WHAT THE TASK REQUIRES: Please copy the material word for word, from its very first line through the line holding "scan-speck [30,462,34,466]", both ends included.

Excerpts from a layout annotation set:
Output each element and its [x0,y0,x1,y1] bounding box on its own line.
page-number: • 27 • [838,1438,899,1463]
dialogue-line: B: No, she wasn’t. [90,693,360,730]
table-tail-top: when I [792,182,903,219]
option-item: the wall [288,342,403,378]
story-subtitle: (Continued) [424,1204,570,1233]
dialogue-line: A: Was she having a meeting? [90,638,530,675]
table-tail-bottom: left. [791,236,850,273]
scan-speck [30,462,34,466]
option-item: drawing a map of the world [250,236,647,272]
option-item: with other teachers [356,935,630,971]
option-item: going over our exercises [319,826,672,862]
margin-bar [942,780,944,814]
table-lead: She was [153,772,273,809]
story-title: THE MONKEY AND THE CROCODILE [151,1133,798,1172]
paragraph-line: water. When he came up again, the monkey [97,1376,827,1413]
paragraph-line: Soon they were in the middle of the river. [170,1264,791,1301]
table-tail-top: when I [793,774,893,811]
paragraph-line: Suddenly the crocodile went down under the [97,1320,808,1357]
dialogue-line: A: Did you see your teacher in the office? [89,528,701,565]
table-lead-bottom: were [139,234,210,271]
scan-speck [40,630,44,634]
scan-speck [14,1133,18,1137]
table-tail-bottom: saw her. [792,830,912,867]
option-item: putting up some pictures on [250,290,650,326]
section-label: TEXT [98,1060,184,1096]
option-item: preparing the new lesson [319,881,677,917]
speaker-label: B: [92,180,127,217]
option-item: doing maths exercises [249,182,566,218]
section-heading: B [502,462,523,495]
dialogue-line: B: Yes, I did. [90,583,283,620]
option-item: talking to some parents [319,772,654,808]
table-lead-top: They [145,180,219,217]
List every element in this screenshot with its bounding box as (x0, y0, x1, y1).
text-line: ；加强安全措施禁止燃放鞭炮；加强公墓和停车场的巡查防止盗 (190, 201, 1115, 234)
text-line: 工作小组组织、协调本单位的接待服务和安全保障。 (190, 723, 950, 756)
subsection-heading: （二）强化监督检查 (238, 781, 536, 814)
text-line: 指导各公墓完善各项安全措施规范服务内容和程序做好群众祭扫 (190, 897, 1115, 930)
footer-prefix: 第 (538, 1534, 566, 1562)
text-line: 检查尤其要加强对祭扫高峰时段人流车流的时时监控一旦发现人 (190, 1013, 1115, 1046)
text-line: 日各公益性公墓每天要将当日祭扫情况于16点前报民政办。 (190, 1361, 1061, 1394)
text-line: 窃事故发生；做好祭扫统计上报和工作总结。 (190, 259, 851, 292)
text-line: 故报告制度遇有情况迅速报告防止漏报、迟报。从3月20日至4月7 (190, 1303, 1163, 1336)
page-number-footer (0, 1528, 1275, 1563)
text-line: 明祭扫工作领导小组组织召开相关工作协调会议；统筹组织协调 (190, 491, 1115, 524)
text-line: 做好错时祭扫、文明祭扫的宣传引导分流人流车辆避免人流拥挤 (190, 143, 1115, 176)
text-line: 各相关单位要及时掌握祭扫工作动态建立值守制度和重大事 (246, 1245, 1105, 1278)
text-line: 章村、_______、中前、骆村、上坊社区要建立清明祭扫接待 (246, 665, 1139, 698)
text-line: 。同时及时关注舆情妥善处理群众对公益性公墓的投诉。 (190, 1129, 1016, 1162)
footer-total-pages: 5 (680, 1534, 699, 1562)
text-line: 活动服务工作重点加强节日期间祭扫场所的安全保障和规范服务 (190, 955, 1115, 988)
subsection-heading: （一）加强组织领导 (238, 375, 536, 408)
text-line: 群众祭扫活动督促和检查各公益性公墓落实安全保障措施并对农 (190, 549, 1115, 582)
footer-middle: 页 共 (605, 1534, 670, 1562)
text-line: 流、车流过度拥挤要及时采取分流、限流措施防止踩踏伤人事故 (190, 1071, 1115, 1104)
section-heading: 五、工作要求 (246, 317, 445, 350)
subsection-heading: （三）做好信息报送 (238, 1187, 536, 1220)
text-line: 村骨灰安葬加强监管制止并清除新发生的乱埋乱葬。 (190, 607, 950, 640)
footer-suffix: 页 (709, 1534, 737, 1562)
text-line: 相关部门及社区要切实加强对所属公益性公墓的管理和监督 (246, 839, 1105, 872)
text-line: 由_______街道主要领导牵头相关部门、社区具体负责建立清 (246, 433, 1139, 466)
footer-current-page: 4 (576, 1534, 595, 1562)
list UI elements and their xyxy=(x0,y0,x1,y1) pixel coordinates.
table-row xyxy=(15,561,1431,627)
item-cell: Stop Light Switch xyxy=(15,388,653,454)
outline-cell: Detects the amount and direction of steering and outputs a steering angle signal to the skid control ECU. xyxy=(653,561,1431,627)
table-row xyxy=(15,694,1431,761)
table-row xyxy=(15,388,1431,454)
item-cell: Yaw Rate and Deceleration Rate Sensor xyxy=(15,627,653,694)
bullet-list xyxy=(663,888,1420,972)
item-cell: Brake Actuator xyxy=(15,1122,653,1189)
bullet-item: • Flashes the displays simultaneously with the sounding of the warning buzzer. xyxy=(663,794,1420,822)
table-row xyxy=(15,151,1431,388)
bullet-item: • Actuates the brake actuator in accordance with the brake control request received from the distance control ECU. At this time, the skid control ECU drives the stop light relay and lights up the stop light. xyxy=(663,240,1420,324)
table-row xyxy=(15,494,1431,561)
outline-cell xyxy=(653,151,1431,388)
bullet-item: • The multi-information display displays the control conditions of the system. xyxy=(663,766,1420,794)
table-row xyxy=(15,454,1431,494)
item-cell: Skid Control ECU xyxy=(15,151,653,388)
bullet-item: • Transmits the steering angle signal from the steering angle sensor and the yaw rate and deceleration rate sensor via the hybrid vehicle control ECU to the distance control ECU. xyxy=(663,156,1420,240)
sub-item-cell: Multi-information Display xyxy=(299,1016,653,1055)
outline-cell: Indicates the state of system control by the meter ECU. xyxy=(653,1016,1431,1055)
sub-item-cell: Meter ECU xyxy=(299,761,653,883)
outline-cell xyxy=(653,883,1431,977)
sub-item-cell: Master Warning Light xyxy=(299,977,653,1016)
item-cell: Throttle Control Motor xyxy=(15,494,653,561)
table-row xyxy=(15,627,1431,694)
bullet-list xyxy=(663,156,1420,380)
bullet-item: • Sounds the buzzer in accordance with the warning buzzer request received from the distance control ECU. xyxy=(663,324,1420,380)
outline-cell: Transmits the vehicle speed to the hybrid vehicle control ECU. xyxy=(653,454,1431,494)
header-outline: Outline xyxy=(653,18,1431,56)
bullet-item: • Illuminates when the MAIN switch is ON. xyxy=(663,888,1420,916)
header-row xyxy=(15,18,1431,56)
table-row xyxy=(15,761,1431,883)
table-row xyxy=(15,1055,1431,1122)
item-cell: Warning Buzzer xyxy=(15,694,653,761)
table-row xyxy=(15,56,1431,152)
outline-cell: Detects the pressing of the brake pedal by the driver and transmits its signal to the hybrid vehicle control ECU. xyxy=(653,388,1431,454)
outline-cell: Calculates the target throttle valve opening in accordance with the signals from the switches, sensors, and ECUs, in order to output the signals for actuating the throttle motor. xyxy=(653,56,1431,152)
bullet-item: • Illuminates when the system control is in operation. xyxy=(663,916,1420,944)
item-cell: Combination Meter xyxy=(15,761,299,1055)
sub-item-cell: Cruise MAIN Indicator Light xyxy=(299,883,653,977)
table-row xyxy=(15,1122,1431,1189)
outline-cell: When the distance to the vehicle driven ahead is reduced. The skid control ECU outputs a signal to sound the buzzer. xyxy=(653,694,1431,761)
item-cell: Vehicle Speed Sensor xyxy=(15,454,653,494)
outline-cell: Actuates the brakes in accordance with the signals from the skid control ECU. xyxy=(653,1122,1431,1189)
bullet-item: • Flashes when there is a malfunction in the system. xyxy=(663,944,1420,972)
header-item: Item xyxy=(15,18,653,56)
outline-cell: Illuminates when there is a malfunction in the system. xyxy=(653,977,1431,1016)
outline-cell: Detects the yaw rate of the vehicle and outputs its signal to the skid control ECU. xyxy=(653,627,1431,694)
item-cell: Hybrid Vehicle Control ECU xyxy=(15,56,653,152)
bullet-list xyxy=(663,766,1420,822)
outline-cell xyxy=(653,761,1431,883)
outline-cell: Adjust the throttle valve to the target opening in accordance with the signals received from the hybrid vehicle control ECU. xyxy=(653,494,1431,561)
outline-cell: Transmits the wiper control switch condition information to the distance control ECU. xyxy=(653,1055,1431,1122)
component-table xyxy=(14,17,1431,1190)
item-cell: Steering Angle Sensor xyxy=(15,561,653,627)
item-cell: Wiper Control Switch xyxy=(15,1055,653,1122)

RIGHT ANSWER:
Output each element and its [x0,y0,x1,y1] bounding box on its own line.
page-number: • 27 • [838,1438,899,1463]
dialogue-line: B: No, she wasn’t. [90,693,360,730]
table-tail-top: when I [792,182,903,219]
option-item: the wall [288,342,403,378]
story-subtitle: (Continued) [424,1204,570,1233]
dialogue-line: A: Was she having a meeting? [90,638,530,675]
table-tail-bottom: left. [791,236,850,273]
scan-speck [30,462,34,466]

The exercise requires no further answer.